▶ [RAW RECORDS]
/---

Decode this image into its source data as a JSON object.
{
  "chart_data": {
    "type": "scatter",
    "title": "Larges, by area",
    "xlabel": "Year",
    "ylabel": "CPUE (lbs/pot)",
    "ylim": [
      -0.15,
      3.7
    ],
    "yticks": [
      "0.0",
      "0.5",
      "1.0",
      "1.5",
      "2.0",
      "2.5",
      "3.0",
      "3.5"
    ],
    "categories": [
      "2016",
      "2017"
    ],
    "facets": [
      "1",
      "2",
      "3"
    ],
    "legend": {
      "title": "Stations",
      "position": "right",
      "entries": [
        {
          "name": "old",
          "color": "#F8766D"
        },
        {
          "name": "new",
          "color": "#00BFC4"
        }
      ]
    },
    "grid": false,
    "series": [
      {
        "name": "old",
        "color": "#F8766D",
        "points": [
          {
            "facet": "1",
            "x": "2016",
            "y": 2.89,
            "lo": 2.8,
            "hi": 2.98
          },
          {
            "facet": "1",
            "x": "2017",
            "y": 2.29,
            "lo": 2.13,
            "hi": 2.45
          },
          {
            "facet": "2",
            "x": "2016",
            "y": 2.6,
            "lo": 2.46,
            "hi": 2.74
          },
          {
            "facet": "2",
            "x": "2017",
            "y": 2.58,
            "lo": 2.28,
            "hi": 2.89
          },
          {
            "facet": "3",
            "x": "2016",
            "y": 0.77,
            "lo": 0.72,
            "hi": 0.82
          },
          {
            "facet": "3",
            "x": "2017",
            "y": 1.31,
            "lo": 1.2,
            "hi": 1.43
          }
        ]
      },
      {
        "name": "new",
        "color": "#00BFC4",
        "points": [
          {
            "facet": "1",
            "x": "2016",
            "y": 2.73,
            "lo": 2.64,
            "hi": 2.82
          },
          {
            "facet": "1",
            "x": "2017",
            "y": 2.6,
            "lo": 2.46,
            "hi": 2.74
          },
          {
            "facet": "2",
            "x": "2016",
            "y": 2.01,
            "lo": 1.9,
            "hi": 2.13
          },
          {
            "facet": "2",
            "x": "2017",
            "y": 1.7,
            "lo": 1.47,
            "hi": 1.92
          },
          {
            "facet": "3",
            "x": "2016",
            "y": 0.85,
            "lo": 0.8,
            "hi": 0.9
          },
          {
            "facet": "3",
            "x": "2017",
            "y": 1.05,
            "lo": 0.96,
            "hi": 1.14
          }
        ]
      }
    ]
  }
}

\---

▶ [WRITTEN EXERCISE] Copy every line from the entries that contains the word "title".

▶ [RESPONSE]
    "title": "Larges, by area",
      "title": "Stations",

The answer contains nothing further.